--- PARTS OF THE EXERCISE ---
1. In the commentary on the worst film ever made, what is the name of the podcast that devoted an episode to Hardly Working?
2. List every film title named in the commentary on the worst film ever made.
3. Carry on the commentary about Hardly Working from the point where it ends.

--- TEXT SECTION ---

□ □ □ □ □ □ □

What is the worst film ever made?
That is a question that people who contribute to sites like this get often. Various movies have held that title over the years for me, usually with the rankings dependent on how recently I saw it. Extremely Loud and Incredibly Close, Jaws the Revenge and any film made by Michael Bay have all made my shortlist.
Others might include the likes of Manos the Hands of Fate, Birdemic or The Room in the conversation. But they were not made by experienced filmmakers and I submit that their existence has made all of our lives better.
However, I believe I have found the great white whale of bad films. It is so staggeringly incompetent that it makes you long for the narrative cohesion of Highlander 2: The Quickening. It is crass and cynical with racist scenes and blatant product placement. The style is so all over the map, that you would assume it was made by a first time director instead of being the 11th movie in a successful career behind the camera.
And by the end, you will hate the world-famous star and auteur of the film to the point of a white-hot rage.
It is the Jerry Lewis film Hardly Working, starring Mr. Lewis himself.
I had first heard of the 1981 comedy in a collection of Roger Ebert reviews sometime around 1986 or 1987. He slammed the film as only the late Ebert could. I gave it little thought until it became a subject for an episode of Proudly Resents, a cult movie podcast that should be a staple in every film lover’s Smartphone. Host Adam Spiegelman broke down the movie and it sounded dreadful enough to watch. Besides, the entire movie exists for free on YouTube, so why not check it out to enjoy the episode?

□ □ □ □ □ □ □

--- INFORMATION SHOWN ---
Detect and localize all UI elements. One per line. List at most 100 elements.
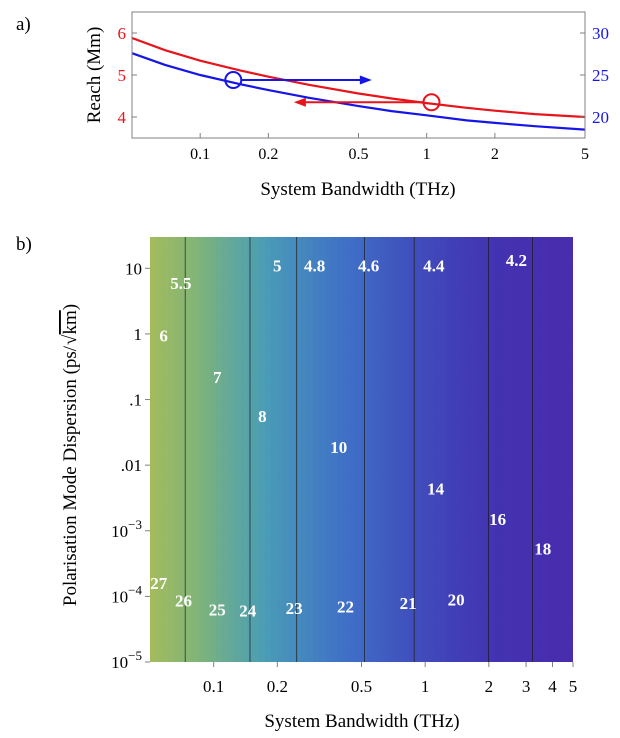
heat-cell [168, 479, 175, 487]
heat-cell [162, 546, 169, 554]
heat-cell [270, 589, 278, 596]
heat-cell [470, 643, 477, 651]
heat-cell [295, 267, 302, 275]
heat-cell [228, 346, 236, 353]
heat-cell [385, 346, 393, 353]
heat-cell [252, 237, 260, 244]
heat-cell [150, 649, 157, 657]
heat-cell [319, 534, 326, 542]
heat-cell [270, 237, 278, 244]
heat-cell [234, 613, 242, 621]
heat-cell [337, 322, 344, 329]
heat-cell [548, 498, 556, 505]
heat-cell [168, 522, 175, 530]
heat-cell [234, 461, 242, 469]
heat-cell [186, 607, 193, 615]
heat-cell [560, 370, 568, 378]
heat-cell [343, 492, 351, 499]
heat-cell [343, 649, 351, 657]
heat-cell [391, 577, 399, 584]
heat-cell [434, 358, 441, 366]
heat-cell [222, 261, 230, 268]
heat-cell [355, 243, 363, 250]
heat-cell [355, 370, 363, 378]
heat-cell [313, 376, 320, 384]
heat-cell [458, 595, 465, 602]
heat-cell [282, 322, 290, 329]
heat-cell [270, 625, 278, 633]
heat-cell [536, 437, 544, 445]
heat-cell [180, 261, 187, 268]
heat-cell [440, 607, 447, 615]
heat-cell [264, 613, 272, 621]
heat-cell [295, 346, 302, 353]
heat-cell [150, 528, 157, 536]
heat-cell [506, 303, 514, 311]
heat-cell [240, 558, 248, 566]
heat-cell [282, 552, 290, 560]
heat-cell [367, 449, 375, 457]
heat-cell [446, 431, 453, 438]
heat-cell [264, 516, 272, 523]
heat-cell [458, 601, 465, 608]
heat-cell [385, 370, 393, 378]
heat-cell [234, 340, 242, 347]
heat-cell [385, 273, 393, 281]
heat-cell [542, 455, 550, 463]
heat-cell [168, 643, 175, 651]
heat-cell [240, 655, 248, 662]
heat-cell [361, 322, 369, 329]
heat-cell [494, 346, 502, 353]
heat-cell [464, 370, 471, 378]
heat-cell [192, 315, 199, 323]
heat-cell [512, 431, 520, 438]
heat-cell [554, 425, 562, 432]
heat-cell [560, 413, 568, 420]
heat-cell [367, 425, 375, 432]
heat-cell [186, 261, 193, 268]
heat-cell [240, 479, 248, 487]
heat-cell [150, 577, 157, 584]
heat-cell [301, 370, 308, 378]
heat-cell [548, 528, 556, 536]
heat-cell [403, 261, 411, 268]
heat-cell [421, 285, 429, 293]
heat-cell [288, 303, 296, 311]
heat-cell [512, 309, 520, 317]
heat-cell [415, 437, 423, 445]
heat-cell [446, 449, 453, 457]
heat-cell [313, 285, 320, 293]
heat-cell [548, 334, 556, 341]
heat-cell [264, 595, 272, 602]
heat-cell [258, 291, 266, 299]
heat-cell [276, 346, 284, 353]
heat-cell [264, 546, 272, 554]
heat-cell [512, 303, 520, 311]
heat-cell [282, 394, 290, 402]
heat-cell [409, 643, 417, 651]
heat-cell [464, 315, 471, 323]
heat-cell [566, 504, 573, 511]
heat-cell [204, 510, 212, 517]
heat-cell [198, 540, 205, 548]
heat-cell [470, 267, 477, 275]
heat-cell [530, 346, 538, 353]
heat-cell [174, 485, 181, 493]
heat-cell [319, 643, 326, 651]
heat-cell [174, 534, 181, 542]
heat-cell [210, 522, 218, 530]
heat-cell [397, 498, 405, 505]
heat-cell [524, 340, 532, 347]
heat-cell [566, 455, 573, 463]
heat-cell [307, 479, 314, 487]
heat-cell [536, 364, 544, 372]
heat-cell [258, 455, 266, 463]
heat-cell [470, 601, 477, 608]
heat-cell [295, 237, 302, 244]
heat-cell [168, 583, 175, 590]
heat-cell [415, 583, 423, 590]
heat-cell [343, 364, 351, 372]
heat-cell [440, 413, 447, 420]
heat-cell [295, 273, 302, 281]
heat-cell [397, 564, 405, 572]
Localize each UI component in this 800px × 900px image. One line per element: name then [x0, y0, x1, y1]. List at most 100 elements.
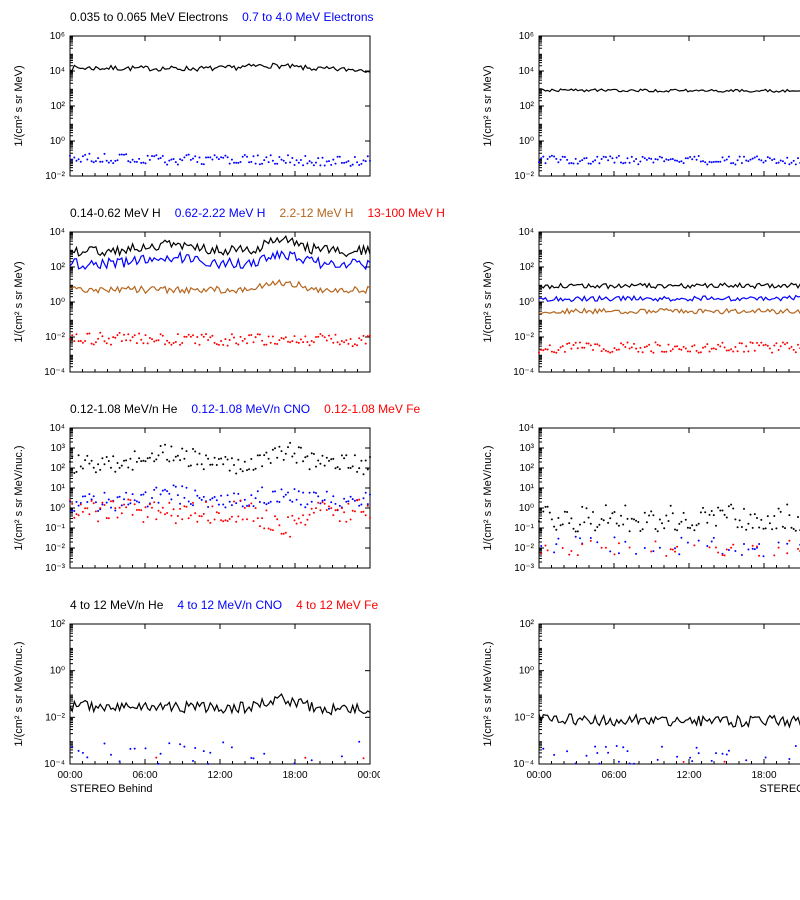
series-point	[298, 446, 300, 448]
series-point	[328, 160, 330, 162]
legend-item: 0.62-2.22 MeV H	[175, 206, 266, 220]
series-point	[369, 494, 371, 496]
series-point	[682, 346, 684, 348]
series-point	[764, 757, 766, 759]
series-point	[704, 511, 706, 513]
series-point	[603, 156, 605, 158]
series-point	[304, 456, 306, 458]
series-point	[594, 529, 596, 531]
series-point	[209, 156, 211, 158]
series-point	[300, 504, 302, 506]
series-point	[82, 752, 84, 754]
series-point	[544, 545, 546, 547]
series-point	[330, 458, 332, 460]
series-point	[613, 536, 615, 538]
series-point	[616, 745, 618, 747]
series-point	[220, 519, 222, 521]
series-point	[272, 336, 274, 338]
series-point	[125, 459, 127, 461]
series-point	[166, 490, 168, 492]
series-point	[717, 552, 719, 554]
series-point	[743, 351, 745, 353]
ytick-label: 10²	[51, 101, 66, 112]
series-point	[188, 517, 190, 519]
y-axis-label: 1/(cm² s sr MeV)	[13, 65, 25, 146]
series-point	[566, 343, 568, 345]
series-point	[99, 507, 101, 509]
series-point	[670, 505, 672, 507]
series-point	[549, 344, 551, 346]
series-point	[233, 492, 235, 494]
series-point	[771, 352, 773, 354]
series-point	[265, 503, 267, 505]
series-point	[224, 519, 226, 521]
series-point	[179, 344, 181, 346]
series-point	[557, 538, 559, 540]
series-point	[140, 162, 142, 164]
series-point	[233, 464, 235, 466]
series-point	[756, 546, 758, 548]
series-point	[646, 521, 648, 523]
legend-item: 0.12-1.08 MeV/n He	[70, 402, 177, 416]
series-point	[177, 494, 179, 496]
series-point	[250, 757, 252, 759]
series-point	[311, 340, 313, 342]
series-point	[110, 500, 112, 502]
series-point	[598, 345, 600, 347]
series-point	[302, 164, 304, 166]
series-point	[95, 501, 97, 503]
series-point	[287, 492, 289, 494]
series-point	[155, 154, 157, 156]
series-point	[106, 517, 108, 519]
series-point	[590, 344, 592, 346]
series-point	[367, 155, 369, 157]
series-point	[572, 528, 574, 530]
series-point	[695, 159, 697, 161]
series-point	[160, 157, 162, 159]
series-point	[300, 447, 302, 449]
series-point	[149, 457, 151, 459]
series-line	[539, 89, 800, 92]
series-point	[216, 499, 218, 501]
series-point	[104, 463, 106, 465]
series-point	[173, 459, 175, 461]
series-line	[70, 694, 370, 715]
series-point	[631, 346, 633, 348]
series-point	[291, 515, 293, 517]
series-point	[151, 452, 153, 454]
series-point	[304, 335, 306, 337]
series-point	[134, 450, 136, 452]
series-point	[706, 522, 708, 524]
series-point	[99, 469, 101, 471]
series-point	[719, 161, 721, 163]
series-point	[229, 339, 231, 341]
series-point	[678, 553, 680, 555]
series-point	[747, 549, 749, 551]
series-point	[715, 752, 717, 754]
series-point	[360, 511, 362, 513]
series-point	[186, 450, 188, 452]
series-point	[289, 442, 291, 444]
series-point	[756, 517, 758, 519]
series-point	[654, 158, 656, 160]
series-point	[747, 160, 749, 162]
series-point	[749, 341, 751, 343]
series-point	[594, 159, 596, 161]
series-point	[231, 457, 233, 459]
series-point	[618, 761, 620, 763]
series-point	[713, 347, 715, 349]
series-point	[657, 159, 659, 161]
series-point	[192, 504, 194, 506]
series-point	[237, 344, 239, 346]
ytick-label: 10⁰	[50, 136, 65, 147]
series-point	[177, 164, 179, 166]
series-point	[360, 504, 362, 506]
series-point	[702, 507, 704, 509]
series-point	[248, 468, 250, 470]
series-point	[220, 458, 222, 460]
series-point	[790, 346, 792, 348]
series-point	[179, 158, 181, 160]
series-point	[199, 515, 201, 517]
series-point	[644, 547, 646, 549]
series-point	[667, 159, 669, 161]
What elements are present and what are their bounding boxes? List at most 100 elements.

□ □ □ □ □ □ □

--- IN RESPONSE ---
1. Proudly Resents

2. Extremely Loud and Incredibly Close, Jaws the Revenge, Manos the Hands of Fate, Birdemic, The Room, Highlander 2: The Quickening, Hardly Working

3.
I must have resembled Nic Cage squirming while watching the snuff film in 8MM during the duration of Hardly Working.
Now keep in mind, I can’t stand Jerry Lewis. I never found him to be funny. I felt Dean Martin towered over Jerry in terms of comedic ability. Even Jerry in his prime, with The Bellboy and the original Nutty Professor never impressed me. I think the fact that a great performance was coaxed out of Jerry in the masterpiece King of Comedy could be Martin Scorsese’s crowning achievement.
Jerry had a string of hit comedies all throughout the 1960’s before he went for Oscar broke in 1972 with the infamous and never seen “clown in a concentration camp” drama The Day the Clown Cried. That film, which Jerry wrote, directed and starred in, was never released. Jerry did not even appear in another movie for the remainder of the 1970’s — only his telethon kept him in the public eye.
As the 1980s emerged and a new generation of comedy stars eclipsed him, Jerry decided to make his comeback. He wrote the script of what would become Hardly Working with TV writer Michael Janover and found funding to shoot it in Florida. Jerry was going to reclaim his spot as a comedy giant.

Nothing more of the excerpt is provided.